WHAT THE EXERCISE ASKS: How many lines of these entries hold the string "August"? Answer with the number alone.

Dataset entries on figures
════

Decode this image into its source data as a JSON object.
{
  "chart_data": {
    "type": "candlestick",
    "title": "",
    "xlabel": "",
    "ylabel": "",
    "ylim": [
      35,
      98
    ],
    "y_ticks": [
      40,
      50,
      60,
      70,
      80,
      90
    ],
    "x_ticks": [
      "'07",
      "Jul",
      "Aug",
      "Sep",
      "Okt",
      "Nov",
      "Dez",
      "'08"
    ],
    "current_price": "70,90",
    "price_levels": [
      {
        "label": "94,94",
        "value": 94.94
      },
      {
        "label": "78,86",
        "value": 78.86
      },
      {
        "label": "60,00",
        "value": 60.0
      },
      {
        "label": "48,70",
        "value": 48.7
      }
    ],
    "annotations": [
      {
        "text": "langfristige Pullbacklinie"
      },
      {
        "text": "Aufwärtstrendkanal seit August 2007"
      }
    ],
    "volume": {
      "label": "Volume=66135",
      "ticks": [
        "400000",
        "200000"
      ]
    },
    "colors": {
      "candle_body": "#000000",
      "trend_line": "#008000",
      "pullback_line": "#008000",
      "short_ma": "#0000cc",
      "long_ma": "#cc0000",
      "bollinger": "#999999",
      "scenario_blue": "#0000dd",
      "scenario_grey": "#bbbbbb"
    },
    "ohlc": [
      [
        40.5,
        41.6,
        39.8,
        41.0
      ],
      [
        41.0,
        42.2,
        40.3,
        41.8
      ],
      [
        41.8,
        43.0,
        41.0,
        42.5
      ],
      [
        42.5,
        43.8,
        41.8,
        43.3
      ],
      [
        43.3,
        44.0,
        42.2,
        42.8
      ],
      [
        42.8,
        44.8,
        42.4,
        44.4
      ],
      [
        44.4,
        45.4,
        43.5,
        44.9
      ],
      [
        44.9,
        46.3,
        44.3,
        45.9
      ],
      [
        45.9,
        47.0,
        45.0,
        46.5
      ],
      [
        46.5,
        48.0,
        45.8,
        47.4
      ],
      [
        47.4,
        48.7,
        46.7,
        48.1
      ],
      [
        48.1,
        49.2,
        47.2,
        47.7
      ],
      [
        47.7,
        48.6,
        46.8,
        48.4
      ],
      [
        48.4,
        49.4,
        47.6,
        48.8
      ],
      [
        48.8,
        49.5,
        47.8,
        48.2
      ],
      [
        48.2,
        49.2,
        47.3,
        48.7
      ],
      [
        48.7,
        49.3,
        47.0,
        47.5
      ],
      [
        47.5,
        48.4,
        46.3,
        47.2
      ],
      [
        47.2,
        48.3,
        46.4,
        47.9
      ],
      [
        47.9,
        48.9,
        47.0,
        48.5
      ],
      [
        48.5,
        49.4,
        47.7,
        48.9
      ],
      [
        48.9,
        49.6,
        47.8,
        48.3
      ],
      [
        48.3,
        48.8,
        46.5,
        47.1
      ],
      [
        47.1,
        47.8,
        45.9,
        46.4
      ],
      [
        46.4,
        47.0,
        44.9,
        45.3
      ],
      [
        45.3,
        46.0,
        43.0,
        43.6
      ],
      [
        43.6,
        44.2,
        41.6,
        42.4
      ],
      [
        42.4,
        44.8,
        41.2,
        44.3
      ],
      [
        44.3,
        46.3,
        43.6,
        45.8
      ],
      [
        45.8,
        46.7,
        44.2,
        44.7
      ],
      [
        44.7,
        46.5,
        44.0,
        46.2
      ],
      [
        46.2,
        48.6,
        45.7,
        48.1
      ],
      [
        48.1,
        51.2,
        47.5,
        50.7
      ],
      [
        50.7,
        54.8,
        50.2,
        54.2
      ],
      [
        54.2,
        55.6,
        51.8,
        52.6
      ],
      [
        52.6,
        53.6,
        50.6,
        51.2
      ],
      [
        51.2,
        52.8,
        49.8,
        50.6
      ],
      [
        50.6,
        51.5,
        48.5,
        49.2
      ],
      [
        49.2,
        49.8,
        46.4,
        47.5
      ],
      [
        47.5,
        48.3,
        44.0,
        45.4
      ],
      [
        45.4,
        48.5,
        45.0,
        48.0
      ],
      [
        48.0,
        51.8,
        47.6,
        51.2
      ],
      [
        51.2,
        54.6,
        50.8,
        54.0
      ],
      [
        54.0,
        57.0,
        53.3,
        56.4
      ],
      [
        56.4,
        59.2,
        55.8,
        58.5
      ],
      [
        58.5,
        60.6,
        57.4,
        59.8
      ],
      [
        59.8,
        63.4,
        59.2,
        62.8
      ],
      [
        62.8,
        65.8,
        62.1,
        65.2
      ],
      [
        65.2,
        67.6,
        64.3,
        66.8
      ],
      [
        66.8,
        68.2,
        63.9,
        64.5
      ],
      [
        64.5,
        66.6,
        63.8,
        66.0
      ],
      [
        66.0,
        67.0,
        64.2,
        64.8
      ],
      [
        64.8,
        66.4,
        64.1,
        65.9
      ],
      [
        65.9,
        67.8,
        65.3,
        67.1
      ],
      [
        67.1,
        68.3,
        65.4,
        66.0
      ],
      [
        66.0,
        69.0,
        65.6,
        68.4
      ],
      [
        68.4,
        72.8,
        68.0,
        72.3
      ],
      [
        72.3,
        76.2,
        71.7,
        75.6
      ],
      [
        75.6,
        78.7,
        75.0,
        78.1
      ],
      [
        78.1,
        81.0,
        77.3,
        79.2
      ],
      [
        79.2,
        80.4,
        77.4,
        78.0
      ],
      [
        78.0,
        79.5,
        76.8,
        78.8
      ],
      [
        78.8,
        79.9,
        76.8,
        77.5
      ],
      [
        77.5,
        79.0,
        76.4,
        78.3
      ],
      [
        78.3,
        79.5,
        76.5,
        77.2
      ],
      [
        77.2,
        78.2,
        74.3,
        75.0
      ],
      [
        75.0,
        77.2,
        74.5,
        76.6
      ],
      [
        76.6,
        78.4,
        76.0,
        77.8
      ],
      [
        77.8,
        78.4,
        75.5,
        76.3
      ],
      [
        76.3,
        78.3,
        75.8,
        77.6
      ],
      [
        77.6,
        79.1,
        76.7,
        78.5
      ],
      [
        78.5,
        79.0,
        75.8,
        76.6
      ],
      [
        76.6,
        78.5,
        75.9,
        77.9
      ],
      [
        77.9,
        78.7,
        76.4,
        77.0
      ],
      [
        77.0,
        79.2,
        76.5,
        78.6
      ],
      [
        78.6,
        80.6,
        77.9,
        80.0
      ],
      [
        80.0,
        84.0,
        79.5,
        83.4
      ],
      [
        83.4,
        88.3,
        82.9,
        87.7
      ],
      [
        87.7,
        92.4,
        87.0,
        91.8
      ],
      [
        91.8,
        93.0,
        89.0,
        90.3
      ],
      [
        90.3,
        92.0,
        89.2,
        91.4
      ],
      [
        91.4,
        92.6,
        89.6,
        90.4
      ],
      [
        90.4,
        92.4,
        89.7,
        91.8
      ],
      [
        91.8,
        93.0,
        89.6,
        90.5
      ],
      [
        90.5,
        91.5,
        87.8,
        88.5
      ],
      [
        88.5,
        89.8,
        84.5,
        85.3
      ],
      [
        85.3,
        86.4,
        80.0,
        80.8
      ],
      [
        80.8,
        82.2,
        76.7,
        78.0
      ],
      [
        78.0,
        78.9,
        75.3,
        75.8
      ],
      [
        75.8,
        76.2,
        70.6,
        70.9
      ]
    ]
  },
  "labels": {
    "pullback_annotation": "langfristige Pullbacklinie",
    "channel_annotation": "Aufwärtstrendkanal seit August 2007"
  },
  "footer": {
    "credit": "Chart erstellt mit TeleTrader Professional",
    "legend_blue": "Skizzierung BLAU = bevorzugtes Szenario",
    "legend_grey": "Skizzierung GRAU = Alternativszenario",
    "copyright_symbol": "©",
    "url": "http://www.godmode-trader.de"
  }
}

════

FINISHED ANSWER: 2